TASK DESCRIPTION: Reply with one number only: the count of lines below that contain the word "запись".

Stored data entries:
/---

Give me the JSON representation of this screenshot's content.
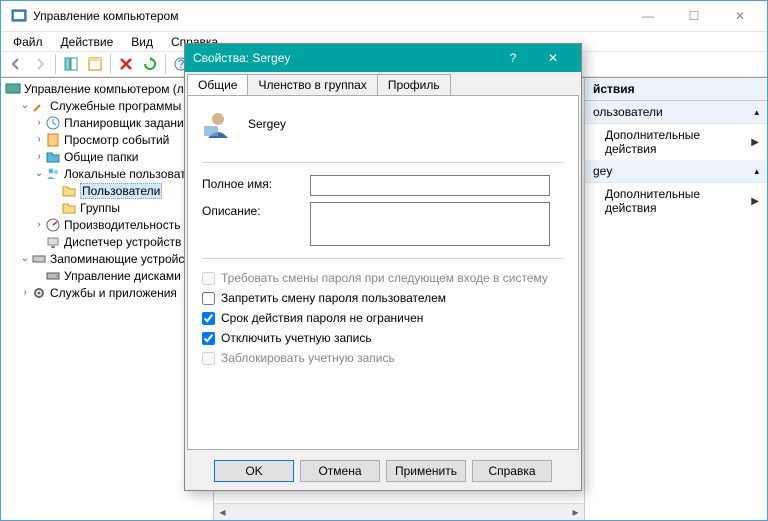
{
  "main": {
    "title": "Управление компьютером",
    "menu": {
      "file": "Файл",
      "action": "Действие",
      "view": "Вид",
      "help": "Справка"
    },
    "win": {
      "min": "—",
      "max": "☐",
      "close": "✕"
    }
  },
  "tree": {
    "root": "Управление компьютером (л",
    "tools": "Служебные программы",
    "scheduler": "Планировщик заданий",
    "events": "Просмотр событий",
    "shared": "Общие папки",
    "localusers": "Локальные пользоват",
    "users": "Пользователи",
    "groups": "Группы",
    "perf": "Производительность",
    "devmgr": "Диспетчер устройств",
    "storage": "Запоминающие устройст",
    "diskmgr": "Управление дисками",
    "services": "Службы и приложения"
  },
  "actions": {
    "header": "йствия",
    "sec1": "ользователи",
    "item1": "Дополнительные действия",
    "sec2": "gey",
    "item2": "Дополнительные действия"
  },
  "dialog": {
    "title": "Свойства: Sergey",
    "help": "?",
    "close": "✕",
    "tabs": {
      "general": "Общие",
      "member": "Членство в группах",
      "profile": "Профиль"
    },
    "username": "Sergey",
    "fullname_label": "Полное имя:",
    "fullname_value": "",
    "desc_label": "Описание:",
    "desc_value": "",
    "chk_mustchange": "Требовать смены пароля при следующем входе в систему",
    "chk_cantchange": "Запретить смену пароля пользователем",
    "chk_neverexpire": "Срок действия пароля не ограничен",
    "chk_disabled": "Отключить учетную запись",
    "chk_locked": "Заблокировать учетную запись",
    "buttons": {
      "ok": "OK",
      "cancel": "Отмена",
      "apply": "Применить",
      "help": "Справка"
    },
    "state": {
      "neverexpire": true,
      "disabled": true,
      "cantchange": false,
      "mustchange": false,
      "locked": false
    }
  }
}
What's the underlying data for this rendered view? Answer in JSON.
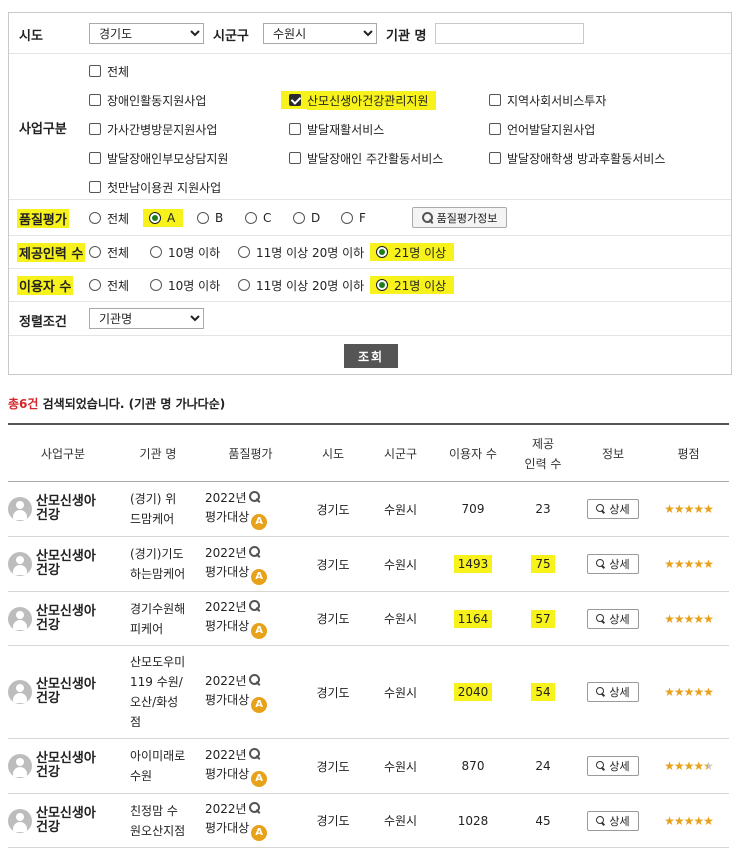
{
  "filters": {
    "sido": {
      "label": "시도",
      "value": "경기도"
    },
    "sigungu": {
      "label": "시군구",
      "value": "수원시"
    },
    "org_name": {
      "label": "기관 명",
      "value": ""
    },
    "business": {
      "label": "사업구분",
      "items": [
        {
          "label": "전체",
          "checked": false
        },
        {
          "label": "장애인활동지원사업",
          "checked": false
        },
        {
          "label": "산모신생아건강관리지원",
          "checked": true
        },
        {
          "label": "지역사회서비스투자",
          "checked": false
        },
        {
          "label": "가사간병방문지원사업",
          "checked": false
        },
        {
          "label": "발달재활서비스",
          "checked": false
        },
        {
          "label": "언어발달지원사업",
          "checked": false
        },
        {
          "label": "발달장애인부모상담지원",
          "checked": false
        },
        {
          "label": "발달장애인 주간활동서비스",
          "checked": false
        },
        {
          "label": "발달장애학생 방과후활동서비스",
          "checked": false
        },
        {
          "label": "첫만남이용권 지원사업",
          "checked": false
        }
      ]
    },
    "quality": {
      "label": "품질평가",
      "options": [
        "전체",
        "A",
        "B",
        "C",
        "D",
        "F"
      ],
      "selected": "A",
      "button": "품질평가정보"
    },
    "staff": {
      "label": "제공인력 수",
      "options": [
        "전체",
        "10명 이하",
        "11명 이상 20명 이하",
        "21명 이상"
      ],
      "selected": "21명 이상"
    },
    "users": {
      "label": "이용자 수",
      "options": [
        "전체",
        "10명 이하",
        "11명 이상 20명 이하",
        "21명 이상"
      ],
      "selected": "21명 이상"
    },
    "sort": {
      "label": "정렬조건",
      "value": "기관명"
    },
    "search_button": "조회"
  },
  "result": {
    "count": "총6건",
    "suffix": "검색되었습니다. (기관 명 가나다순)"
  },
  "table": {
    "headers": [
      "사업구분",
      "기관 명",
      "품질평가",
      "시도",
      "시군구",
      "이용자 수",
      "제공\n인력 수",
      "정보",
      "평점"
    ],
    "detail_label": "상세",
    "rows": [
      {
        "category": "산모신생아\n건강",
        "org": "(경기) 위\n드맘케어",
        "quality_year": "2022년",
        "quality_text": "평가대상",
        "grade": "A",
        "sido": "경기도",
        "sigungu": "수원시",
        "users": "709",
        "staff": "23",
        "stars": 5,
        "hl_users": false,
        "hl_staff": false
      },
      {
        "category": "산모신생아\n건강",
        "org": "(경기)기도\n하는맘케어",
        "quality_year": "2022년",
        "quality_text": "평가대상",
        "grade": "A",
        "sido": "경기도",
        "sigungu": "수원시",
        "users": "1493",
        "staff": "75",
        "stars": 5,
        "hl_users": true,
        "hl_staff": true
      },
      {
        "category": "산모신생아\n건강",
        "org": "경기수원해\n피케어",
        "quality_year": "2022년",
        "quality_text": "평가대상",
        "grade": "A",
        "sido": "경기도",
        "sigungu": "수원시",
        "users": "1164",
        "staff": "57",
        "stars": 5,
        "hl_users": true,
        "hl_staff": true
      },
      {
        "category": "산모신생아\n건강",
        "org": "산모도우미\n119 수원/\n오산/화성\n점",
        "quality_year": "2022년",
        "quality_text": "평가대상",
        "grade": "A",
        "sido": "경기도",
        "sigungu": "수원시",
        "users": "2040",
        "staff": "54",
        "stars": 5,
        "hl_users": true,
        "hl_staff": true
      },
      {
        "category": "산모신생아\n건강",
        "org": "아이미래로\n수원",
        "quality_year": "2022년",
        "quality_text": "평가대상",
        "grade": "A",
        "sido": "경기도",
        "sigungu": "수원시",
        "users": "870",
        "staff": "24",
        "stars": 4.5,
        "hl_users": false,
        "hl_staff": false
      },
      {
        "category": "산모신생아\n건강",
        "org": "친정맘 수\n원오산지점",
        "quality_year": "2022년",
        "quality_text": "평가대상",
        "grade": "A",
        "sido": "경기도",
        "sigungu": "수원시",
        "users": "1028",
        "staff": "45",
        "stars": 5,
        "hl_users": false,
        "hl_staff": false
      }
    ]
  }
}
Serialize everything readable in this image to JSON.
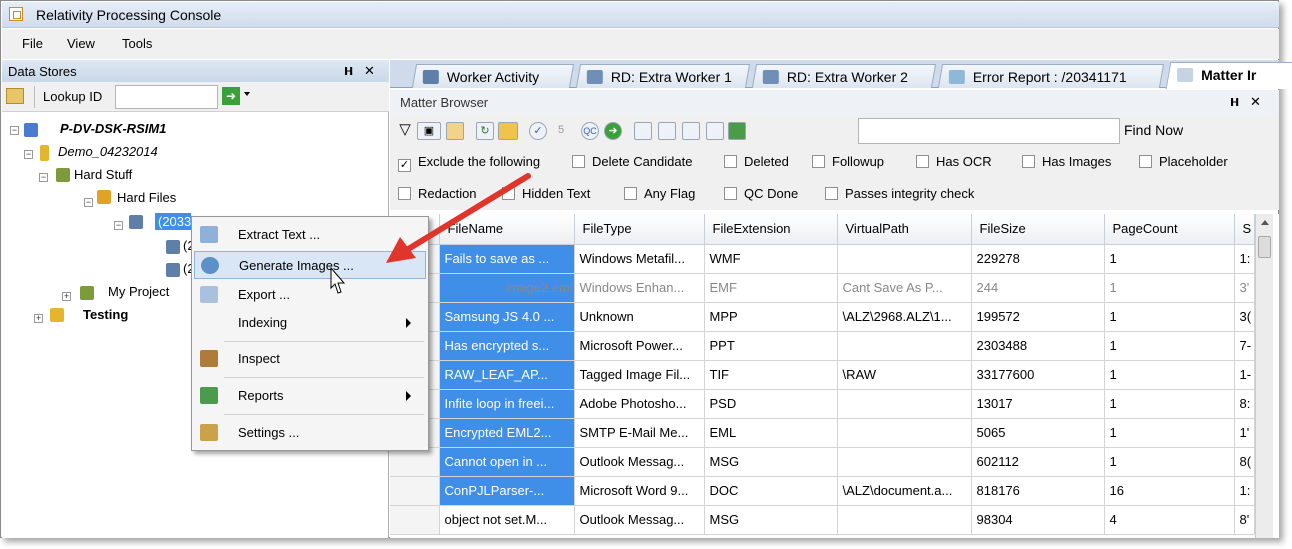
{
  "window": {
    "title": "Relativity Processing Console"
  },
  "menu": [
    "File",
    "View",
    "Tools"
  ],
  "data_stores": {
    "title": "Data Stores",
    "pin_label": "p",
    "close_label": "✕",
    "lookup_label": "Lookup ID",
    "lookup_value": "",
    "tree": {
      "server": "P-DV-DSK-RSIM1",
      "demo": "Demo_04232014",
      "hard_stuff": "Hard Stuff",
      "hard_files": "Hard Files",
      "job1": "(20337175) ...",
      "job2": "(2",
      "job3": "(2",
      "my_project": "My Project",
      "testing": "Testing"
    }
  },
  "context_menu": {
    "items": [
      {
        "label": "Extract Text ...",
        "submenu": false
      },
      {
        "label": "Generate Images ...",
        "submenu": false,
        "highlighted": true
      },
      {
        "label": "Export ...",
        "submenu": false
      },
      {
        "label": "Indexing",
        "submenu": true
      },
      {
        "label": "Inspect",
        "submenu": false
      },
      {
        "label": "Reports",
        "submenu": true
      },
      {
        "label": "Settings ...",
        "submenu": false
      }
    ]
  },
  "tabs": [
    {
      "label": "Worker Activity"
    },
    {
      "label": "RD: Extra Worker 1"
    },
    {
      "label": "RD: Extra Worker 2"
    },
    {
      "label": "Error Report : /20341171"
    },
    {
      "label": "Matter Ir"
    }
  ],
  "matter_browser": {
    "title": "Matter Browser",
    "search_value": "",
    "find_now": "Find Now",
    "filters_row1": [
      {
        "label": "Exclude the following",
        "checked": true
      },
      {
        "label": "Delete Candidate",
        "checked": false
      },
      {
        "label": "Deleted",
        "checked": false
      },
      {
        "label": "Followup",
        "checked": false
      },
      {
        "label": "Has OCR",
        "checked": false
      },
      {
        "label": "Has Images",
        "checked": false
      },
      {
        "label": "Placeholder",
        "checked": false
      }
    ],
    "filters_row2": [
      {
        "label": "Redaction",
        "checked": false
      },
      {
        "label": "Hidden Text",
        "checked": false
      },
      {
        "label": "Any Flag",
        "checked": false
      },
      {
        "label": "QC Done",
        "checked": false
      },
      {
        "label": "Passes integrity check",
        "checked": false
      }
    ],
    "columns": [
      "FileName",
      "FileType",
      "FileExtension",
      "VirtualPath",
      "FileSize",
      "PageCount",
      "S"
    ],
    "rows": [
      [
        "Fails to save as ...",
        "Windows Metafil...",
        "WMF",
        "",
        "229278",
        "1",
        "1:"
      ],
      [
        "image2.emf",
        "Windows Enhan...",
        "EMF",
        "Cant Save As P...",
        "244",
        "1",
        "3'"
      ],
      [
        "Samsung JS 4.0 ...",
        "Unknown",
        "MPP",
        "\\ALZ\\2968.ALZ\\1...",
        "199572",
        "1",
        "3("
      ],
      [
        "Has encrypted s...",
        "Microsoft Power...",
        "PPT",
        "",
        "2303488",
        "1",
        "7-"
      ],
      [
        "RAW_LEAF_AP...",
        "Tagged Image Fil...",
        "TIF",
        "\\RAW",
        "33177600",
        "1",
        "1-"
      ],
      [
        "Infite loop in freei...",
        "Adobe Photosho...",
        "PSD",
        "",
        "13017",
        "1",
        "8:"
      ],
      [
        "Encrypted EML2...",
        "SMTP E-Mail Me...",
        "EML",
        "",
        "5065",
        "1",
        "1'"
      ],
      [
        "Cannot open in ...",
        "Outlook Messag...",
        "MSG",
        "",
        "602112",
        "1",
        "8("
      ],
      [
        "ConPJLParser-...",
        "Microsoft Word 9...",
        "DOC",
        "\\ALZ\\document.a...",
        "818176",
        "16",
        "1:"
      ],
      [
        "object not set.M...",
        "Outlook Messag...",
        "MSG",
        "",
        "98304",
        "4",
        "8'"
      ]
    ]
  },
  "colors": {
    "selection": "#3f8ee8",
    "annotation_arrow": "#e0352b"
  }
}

\---

FULL ANSWER: 2